** Work to be completed **
Locate each line below that includes "this" and reproduce it.

** Source records **
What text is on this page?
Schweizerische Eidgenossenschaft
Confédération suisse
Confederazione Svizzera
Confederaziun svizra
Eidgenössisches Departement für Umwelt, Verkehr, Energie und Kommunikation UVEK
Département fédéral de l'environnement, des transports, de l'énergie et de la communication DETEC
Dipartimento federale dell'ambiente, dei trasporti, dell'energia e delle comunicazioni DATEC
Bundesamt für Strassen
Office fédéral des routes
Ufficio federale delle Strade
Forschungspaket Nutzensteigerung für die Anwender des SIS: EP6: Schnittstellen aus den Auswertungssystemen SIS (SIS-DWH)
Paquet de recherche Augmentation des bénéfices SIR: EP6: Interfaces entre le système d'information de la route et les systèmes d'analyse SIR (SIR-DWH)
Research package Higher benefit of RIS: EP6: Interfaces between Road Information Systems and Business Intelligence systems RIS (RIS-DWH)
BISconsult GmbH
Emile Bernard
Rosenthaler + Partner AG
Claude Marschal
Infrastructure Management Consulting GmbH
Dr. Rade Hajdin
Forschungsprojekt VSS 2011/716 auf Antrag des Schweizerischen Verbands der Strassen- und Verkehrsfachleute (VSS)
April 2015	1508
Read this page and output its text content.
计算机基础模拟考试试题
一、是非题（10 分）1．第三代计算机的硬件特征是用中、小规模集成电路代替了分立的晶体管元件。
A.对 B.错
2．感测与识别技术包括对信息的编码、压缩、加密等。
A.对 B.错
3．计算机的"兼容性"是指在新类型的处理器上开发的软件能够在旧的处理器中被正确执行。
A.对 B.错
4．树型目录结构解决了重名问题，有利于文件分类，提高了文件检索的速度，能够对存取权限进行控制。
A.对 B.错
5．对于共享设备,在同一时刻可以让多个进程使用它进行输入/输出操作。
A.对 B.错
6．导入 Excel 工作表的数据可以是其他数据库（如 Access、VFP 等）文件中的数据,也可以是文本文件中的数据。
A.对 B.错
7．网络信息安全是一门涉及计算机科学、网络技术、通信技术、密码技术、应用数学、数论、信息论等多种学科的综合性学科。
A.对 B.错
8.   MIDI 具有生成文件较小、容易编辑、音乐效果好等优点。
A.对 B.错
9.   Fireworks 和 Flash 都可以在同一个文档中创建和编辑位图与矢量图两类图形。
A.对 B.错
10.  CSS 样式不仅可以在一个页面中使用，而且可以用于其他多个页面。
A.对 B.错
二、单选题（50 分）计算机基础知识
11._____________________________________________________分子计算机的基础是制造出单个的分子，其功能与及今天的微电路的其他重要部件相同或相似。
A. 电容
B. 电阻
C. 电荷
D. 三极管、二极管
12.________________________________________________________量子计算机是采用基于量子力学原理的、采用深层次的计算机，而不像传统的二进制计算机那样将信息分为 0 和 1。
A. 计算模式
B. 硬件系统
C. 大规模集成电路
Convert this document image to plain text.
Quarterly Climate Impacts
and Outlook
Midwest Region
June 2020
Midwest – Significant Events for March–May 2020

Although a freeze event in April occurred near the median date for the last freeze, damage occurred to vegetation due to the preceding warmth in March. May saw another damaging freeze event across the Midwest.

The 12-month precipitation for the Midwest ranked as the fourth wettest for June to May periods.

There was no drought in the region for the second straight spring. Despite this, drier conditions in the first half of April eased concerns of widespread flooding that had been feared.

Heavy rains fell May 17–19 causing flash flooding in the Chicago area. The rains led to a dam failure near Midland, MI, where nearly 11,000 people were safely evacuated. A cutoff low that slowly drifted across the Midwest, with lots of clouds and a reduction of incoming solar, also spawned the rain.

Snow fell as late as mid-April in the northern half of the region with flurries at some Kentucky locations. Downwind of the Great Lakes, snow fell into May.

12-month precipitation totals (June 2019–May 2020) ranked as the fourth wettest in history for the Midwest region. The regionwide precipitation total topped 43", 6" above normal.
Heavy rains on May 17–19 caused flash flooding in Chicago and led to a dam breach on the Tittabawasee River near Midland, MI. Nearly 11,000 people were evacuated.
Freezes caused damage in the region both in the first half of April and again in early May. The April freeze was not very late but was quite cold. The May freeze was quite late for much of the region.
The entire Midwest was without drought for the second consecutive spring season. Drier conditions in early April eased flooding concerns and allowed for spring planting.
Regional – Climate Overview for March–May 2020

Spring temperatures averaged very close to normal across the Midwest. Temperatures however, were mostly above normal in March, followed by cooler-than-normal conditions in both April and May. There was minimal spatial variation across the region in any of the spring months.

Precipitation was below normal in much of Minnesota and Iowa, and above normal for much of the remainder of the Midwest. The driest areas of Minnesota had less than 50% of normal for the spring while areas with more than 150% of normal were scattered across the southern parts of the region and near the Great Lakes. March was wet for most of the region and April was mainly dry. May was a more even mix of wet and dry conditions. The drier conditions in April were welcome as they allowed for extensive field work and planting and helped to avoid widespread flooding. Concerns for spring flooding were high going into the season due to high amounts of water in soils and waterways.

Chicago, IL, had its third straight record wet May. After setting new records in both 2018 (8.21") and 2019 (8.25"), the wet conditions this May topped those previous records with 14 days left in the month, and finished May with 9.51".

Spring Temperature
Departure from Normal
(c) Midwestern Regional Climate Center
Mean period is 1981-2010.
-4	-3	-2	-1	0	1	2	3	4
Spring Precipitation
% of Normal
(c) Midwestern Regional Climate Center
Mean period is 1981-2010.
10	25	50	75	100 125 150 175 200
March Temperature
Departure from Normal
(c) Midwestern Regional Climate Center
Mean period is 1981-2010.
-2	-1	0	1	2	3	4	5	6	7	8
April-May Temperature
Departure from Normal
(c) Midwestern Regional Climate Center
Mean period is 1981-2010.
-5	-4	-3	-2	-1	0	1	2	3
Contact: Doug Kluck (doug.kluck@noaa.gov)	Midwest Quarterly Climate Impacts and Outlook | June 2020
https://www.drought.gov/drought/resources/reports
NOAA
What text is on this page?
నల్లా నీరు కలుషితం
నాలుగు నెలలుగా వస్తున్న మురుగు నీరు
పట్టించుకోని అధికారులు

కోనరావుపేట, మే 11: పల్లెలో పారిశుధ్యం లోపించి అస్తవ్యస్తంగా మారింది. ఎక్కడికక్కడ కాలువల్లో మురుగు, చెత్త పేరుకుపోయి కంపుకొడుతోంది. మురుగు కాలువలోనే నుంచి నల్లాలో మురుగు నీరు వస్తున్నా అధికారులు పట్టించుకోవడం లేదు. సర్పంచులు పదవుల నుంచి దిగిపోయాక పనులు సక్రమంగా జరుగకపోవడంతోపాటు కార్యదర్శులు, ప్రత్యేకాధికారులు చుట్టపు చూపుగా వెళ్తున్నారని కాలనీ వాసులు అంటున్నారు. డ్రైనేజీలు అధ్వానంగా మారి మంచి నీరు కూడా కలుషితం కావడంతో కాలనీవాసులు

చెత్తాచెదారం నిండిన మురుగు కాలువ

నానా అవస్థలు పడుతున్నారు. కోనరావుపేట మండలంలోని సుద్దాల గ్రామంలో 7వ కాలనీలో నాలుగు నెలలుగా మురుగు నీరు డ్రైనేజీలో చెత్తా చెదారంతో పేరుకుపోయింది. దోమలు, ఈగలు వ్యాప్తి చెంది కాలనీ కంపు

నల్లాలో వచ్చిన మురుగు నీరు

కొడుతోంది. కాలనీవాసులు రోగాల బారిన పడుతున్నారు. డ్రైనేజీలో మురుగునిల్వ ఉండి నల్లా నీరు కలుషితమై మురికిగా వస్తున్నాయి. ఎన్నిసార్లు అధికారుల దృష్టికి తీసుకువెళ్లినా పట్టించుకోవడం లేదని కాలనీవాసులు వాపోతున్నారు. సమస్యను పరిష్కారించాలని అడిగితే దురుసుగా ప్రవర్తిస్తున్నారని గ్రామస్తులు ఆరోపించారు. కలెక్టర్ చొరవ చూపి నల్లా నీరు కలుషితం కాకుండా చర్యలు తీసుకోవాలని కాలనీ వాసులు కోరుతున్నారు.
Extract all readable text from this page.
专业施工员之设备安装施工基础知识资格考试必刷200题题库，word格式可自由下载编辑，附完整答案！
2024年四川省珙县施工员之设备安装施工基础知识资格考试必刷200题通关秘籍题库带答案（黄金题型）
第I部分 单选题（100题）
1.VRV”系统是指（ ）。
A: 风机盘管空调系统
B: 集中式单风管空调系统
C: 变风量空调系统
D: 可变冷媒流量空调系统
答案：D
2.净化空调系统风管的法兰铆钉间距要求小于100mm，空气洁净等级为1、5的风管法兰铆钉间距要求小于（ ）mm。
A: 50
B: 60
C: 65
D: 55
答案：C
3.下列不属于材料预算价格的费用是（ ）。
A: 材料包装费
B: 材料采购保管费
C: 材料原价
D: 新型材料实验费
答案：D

** Exercise result **
What text is on this page?
Read this page and output its text content.
Convert this document image to plain text.
There was no drought in the region for the second straight spring. Despite this, drier conditions in the first half of April eased concerns of widespread flooding that had been feared.
Chicago, IL, had its third straight record wet May. After setting new records in both 2018 (8.21") and 2019 (8.25"), the wet conditions this May topped those previous records with 14 days left in the month, and finished May with 9.51".
What text is on this page?
Extract all readable text from this page.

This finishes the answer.